AIM:
Output all of the entries below precisely as written.

DATASET EXTRACT:
————
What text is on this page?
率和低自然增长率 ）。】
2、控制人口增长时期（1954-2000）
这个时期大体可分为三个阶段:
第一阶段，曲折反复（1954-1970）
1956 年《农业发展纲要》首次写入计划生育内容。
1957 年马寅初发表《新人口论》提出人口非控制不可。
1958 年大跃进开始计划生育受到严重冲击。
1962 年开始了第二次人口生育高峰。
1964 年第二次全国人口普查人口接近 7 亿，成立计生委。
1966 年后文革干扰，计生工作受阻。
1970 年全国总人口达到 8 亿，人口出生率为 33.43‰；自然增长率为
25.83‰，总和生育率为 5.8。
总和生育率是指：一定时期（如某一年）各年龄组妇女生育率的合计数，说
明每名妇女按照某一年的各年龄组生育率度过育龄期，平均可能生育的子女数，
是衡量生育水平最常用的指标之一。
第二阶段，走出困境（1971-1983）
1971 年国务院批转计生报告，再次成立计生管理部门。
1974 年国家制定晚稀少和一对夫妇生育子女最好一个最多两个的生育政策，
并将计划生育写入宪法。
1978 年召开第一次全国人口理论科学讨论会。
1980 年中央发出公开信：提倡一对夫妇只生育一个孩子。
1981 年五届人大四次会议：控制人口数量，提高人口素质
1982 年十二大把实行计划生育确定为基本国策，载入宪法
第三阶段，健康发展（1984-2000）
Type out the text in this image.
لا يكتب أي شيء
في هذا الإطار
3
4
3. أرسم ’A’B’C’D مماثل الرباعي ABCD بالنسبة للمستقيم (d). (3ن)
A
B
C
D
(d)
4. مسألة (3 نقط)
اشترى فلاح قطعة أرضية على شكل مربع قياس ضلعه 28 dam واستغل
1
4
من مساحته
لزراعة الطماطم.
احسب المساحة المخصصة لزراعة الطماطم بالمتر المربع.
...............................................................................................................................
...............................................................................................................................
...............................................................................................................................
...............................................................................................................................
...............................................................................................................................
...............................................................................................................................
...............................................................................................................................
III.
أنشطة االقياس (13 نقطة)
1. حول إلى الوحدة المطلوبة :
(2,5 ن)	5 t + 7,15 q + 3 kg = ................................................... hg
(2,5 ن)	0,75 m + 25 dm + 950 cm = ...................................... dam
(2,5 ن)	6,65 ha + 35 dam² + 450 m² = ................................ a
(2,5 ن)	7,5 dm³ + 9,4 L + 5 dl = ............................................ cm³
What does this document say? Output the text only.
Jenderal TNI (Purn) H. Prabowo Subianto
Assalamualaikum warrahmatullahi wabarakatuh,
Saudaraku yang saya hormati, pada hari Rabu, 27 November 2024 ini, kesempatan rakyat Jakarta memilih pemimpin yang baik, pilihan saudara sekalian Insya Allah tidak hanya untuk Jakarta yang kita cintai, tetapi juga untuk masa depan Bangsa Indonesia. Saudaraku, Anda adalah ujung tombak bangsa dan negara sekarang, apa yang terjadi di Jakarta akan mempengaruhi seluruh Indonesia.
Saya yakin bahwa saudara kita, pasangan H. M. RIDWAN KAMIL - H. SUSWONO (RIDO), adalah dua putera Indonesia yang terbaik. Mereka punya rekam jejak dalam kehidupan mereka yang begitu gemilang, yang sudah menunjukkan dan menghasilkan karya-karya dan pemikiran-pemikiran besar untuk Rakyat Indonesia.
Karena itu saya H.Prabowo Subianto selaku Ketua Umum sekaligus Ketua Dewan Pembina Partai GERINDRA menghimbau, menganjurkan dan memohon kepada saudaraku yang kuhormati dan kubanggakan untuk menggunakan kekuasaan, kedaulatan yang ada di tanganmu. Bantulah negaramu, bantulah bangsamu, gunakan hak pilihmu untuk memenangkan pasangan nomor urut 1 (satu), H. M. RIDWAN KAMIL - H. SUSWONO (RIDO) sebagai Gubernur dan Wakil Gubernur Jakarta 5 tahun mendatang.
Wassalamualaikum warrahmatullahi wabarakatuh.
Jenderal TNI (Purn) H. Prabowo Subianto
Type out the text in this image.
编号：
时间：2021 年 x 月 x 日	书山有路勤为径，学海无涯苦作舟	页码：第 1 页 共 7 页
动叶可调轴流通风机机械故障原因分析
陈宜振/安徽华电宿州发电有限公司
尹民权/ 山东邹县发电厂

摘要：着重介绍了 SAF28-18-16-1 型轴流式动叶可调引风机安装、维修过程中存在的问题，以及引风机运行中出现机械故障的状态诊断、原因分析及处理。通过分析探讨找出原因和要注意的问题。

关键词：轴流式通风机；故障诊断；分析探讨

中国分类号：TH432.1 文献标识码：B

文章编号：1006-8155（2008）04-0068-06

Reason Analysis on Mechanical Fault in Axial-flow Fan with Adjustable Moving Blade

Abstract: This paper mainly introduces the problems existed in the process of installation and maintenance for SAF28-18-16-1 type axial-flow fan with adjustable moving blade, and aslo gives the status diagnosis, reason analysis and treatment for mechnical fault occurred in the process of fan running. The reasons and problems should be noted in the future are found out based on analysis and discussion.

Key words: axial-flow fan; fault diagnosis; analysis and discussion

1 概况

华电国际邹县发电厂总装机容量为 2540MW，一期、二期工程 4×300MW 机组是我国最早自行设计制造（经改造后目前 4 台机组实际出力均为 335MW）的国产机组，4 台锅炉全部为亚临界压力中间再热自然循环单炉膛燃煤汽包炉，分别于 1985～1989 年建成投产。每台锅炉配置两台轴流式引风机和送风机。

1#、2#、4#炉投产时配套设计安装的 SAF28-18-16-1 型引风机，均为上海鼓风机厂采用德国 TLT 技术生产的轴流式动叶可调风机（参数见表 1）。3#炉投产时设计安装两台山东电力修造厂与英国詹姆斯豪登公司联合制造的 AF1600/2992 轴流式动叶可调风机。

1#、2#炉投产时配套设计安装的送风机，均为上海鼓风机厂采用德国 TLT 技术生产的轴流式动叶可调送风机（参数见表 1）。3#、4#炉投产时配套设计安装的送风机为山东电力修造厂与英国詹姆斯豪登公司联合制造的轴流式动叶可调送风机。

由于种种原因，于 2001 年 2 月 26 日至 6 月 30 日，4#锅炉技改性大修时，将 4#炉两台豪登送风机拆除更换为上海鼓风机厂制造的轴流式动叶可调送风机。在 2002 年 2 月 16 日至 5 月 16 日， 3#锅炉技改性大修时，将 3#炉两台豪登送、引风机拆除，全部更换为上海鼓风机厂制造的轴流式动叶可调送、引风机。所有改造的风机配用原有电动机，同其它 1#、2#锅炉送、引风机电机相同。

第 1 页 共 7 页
————
OUTPUT OF THE TASK:
What text is on this page?
率和低自然增长率 ）。】
2、控制人口增长时期（1954-2000）
这个时期大体可分为三个阶段:
第一阶段，曲折反复（1954-1970）
1956 年《农业发展纲要》首次写入计划生育内容。
1957 年马寅初发表《新人口论》提出人口非控制不可。
1958 年大跃进开始计划生育受到严重冲击。
1962 年开始了第二次人口生育高峰。
1964 年第二次全国人口普查人口接近 7 亿，成立计生委。
1966 年后文革干扰，计生工作受阻。
1970 年全国总人口达到 8 亿，人口出生率为 33.43‰；自然增长率为
25.83‰，总和生育率为 5.8。
总和生育率是指：一定时期（如某一年）各年龄组妇女生育率的合计数，说
明每名妇女按照某一年的各年龄组生育率度过育龄期，平均可能生育的子女数，
是衡量生育水平最常用的指标之一。
第二阶段，走出困境（1971-1983）
1971 年国务院批转计生报告，再次成立计生管理部门。
1974 年国家制定晚稀少和一对夫妇生育子女最好一个最多两个的生育政策，
并将计划生育写入宪法。
1978 年召开第一次全国人口理论科学讨论会。
1980 年中央发出公开信：提倡一对夫妇只生育一个孩子。
1981 年五届人大四次会议：控制人口数量，提高人口素质
1982 年十二大把实行计划生育确定为基本国策，载入宪法
第三阶段，健康发展（1984-2000）
Type out the text in this image.
لا يكتب أي شيء
في هذا الإطار
3
4
3. أرسم ’A’B’C’D مماثل الرباعي ABCD بالنسبة للمستقيم (d). (3ن)
A
B
C
D
(d)
4. مسألة (3 نقط)
اشترى فلاح قطعة أرضية على شكل مربع قياس ضلعه 28 dam واستغل
1
4
من مساحته
لزراعة الطماطم.
احسب المساحة المخصصة لزراعة الطماطم بالمتر المربع.
...............................................................................................................................
...............................................................................................................................
...............................................................................................................................
...............................................................................................................................
...............................................................................................................................
...............................................................................................................................
...............................................................................................................................
III.
أنشطة االقياس (13 نقطة)
1. حول إلى الوحدة المطلوبة :
(2,5 ن)	5 t + 7,15 q + 3 kg = ................................................... hg
(2,5 ن)	0,75 m + 25 dm + 950 cm = ...................................... dam
(2,5 ن)	6,65 ha + 35 dam² + 450 m² = ................................ a
(2,5 ن)	7,5 dm³ + 9,4 L + 5 dl = ............................................ cm³
What does this document say? Output the text only.
Jenderal TNI (Purn) H. Prabowo Subianto
Assalamualaikum warrahmatullahi wabarakatuh,
Saudaraku yang saya hormati, pada hari Rabu, 27 November 2024 ini, kesempatan rakyat Jakarta memilih pemimpin yang baik, pilihan saudara sekalian Insya Allah tidak hanya untuk Jakarta yang kita cintai, tetapi juga untuk masa depan Bangsa Indonesia. Saudaraku, Anda adalah ujung tombak bangsa dan negara sekarang, apa yang terjadi di Jakarta akan mempengaruhi seluruh Indonesia.
Saya yakin bahwa saudara kita, pasangan H. M. RIDWAN KAMIL - H. SUSWONO (RIDO), adalah dua putera Indonesia yang terbaik. Mereka punya rekam jejak dalam kehidupan mereka yang begitu gemilang, yang sudah menunjukkan dan menghasilkan karya-karya dan pemikiran-pemikiran besar untuk Rakyat Indonesia.
Karena itu saya H.Prabowo Subianto selaku Ketua Umum sekaligus Ketua Dewan Pembina Partai GERINDRA menghimbau, menganjurkan dan memohon kepada saudaraku yang kuhormati dan kubanggakan untuk menggunakan kekuasaan, kedaulatan yang ada di tanganmu. Bantulah negaramu, bantulah bangsamu, gunakan hak pilihmu untuk memenangkan pasangan nomor urut 1 (satu), H. M. RIDWAN KAMIL - H. SUSWONO (RIDO) sebagai Gubernur dan Wakil Gubernur Jakarta 5 tahun mendatang.
Wassalamualaikum warrahmatullahi wabarakatuh.
Jenderal TNI (Purn) H. Prabowo Subianto
Type out the text in this image.
编号：
时间：2021 年 x 月 x 日	书山有路勤为径，学海无涯苦作舟	页码：第 1 页 共 7 页
动叶可调轴流通风机机械故障原因分析
陈宜振/安徽华电宿州发电有限公司
尹民权/ 山东邹县发电厂

摘要：着重介绍了 SAF28-18-16-1 型轴流式动叶可调引风机安装、维修过程中存在的问题，以及引风机运行中出现机械故障的状态诊断、原因分析及处理。通过分析探讨找出原因和要注意的问题。

关键词：轴流式通风机；故障诊断；分析探讨

中国分类号：TH432.1 文献标识码：B

文章编号：1006-8155（2008）04-0068-06

Reason Analysis on Mechanical Fault in Axial-flow Fan with Adjustable Moving Blade

Abstract: This paper mainly introduces the problems existed in the process of installation and maintenance for SAF28-18-16-1 type axial-flow fan with adjustable moving blade, and aslo gives the status diagnosis, reason analysis and treatment for mechnical fault occurred in the process of fan running. The reasons and problems should be noted in the future are found out based on analysis and discussion.

Key words: axial-flow fan; fault diagnosis; analysis and discussion

1 概况

华电国际邹县发电厂总装机容量为 2540MW，一期、二期工程 4×300MW 机组是我国最早自行设计制造（经改造后目前 4 台机组实际出力均为 335MW）的国产机组，4 台锅炉全部为亚临界压力中间再热自然循环单炉膛燃煤汽包炉，分别于 1985～1989 年建成投产。每台锅炉配置两台轴流式引风机和送风机。

1#、2#、4#炉投产时配套设计安装的 SAF28-18-16-1 型引风机，均为上海鼓风机厂采用德国 TLT 技术生产的轴流式动叶可调风机（参数见表 1）。3#炉投产时设计安装两台山东电力修造厂与英国詹姆斯豪登公司联合制造的 AF1600/2992 轴流式动叶可调风机。

1#、2#炉投产时配套设计安装的送风机，均为上海鼓风机厂采用德国 TLT 技术生产的轴流式动叶可调送风机（参数见表 1）。3#、4#炉投产时配套设计安装的送风机为山东电力修造厂与英国詹姆斯豪登公司联合制造的轴流式动叶可调送风机。

由于种种原因，于 2001 年 2 月 26 日至 6 月 30 日，4#锅炉技改性大修时，将 4#炉两台豪登送风机拆除更换为上海鼓风机厂制造的轴流式动叶可调送风机。在 2002 年 2 月 16 日至 5 月 16 日， 3#锅炉技改性大修时，将 3#炉两台豪登送、引风机拆除，全部更换为上海鼓风机厂制造的轴流式动叶可调送、引风机。所有改造的风机配用原有电动机，同其它 1#、2#锅炉送、引风机电机相同。

第 1 页 共 7 页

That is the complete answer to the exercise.